▸ **ENTRIES PROVIDED**:
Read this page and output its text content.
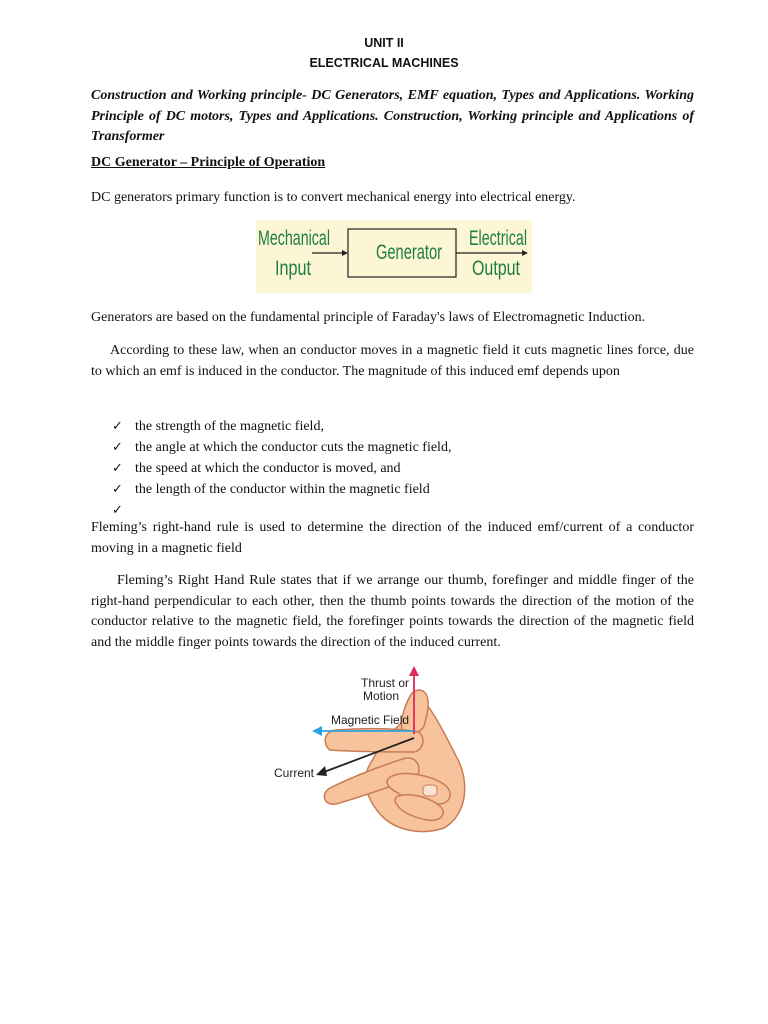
UNIT II
ELECTRICAL MACHINES

Construction and Working principle- DC Generators, EMF equation, Types and Applications. Working Principle of DC motors, Types and Applications. Construction, Working principle and Applications of Transformer

DC Generator – Principle of Operation

DC generators primary function is to convert mechanical energy into electrical energy.

Mechanical
Input
Generator
Electrical
Output

Generators are based on the fundamental principle of Faraday's laws of Electromagnetic Induction.

According to these law, when an conductor moves in a magnetic field it cuts magnetic lines force, due to which an emf is induced in the conductor. The magnitude of this induced emf depends upon

✓ the strength of the magnetic field,
✓ the angle at which the conductor cuts the magnetic field,
✓ the speed at which the conductor is moved, and
✓ the length of the conductor within the magnetic field
✓

Fleming’s right-hand rule is used to determine the direction of the induced emf/current of a conductor moving in a magnetic field

Fleming’s Right Hand Rule states that if we arrange our thumb, forefinger and middle finger of the right-hand perpendicular to each other, then the thumb points towards the direction of the motion of the conductor relative to the magnetic field, the forefinger points towards the direction of the magnetic field and the middle finger points towards the direction of the induced current.

Thrust or
Motion
Magnetic Field
Current
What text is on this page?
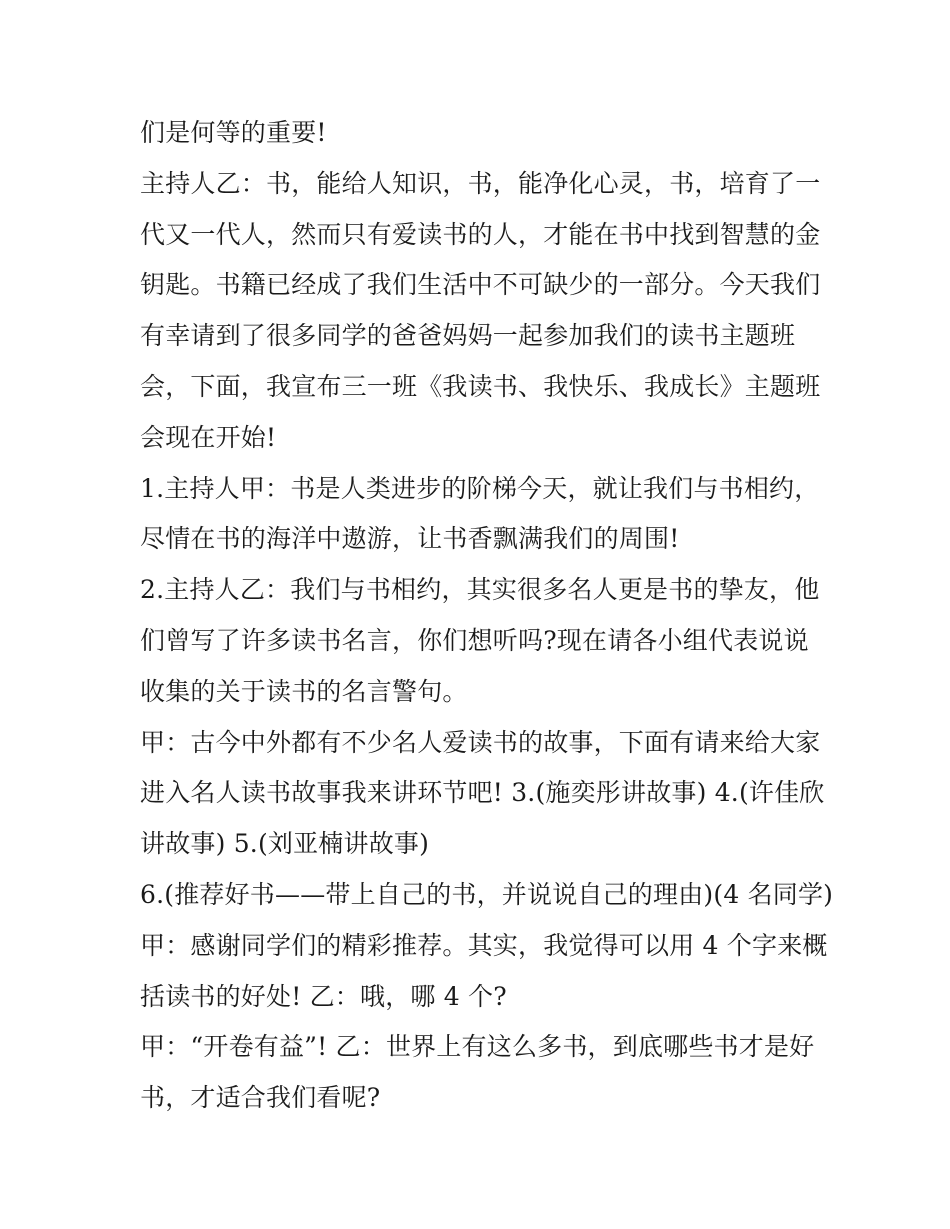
们是何等的重要!
主持人乙：书，能给人知识，书，能净化心灵，书，培育了一
代又一代人，然而只有爱读书的人，才能在书中找到智慧的金
钥匙。书籍已经成了我们生活中不可缺少的一部分。今天我们
有幸请到了很多同学的爸爸妈妈一起参加我们的读书主题班
会，下面，我宣布三一班《我读书、我快乐、我成长》主题班
会现在开始!
1.主持人甲：书是人类进步的阶梯今天，就让我们与书相约，
尽情在书的海洋中遨游，让书香飘满我们的周围!
2.主持人乙：我们与书相约，其实很多名人更是书的挚友，他
们曾写了许多读书名言，你们想听吗?现在请各小组代表说说
收集的关于读书的名言警句。
甲：古今中外都有不少名人爱读书的故事，下面有请来给大家
进入名人读书故事我来讲环节吧! 3.(施奕彤讲故事) 4.(许佳欣
讲故事) 5.(刘亚楠讲故事)
6.(推荐好书——带上自己的书，并说说自己的理由)(4 名同学)
甲：感谢同学们的精彩推荐。其实，我觉得可以用 4 个字来概
括读书的好处! 乙：哦，哪 4 个?
甲：“开卷有益”! 乙：世界上有这么多书，到底哪些书才是好
书，才适合我们看呢?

▸ **WORK TO COMPLETE**: Copy every line in the entries above that has the string "induced" in it.

▸ **SOLUTION**:
According to these law, when an conductor moves in a magnetic field it cuts magnetic lines force, due to which an emf is induced in the conductor. The magnitude of this induced emf depends upon
Fleming’s right-hand rule is used to determine the direction of the induced emf/current of a conductor moving in a magnetic field
Fleming’s Right Hand Rule states that if we arrange our thumb, forefinger and middle finger of the right-hand perpendicular to each other, then the thumb points towards the direction of the motion of the conductor relative to the magnetic field, the forefinger points towards the direction of the magnetic field and the middle finger points towards the direction of the induced current.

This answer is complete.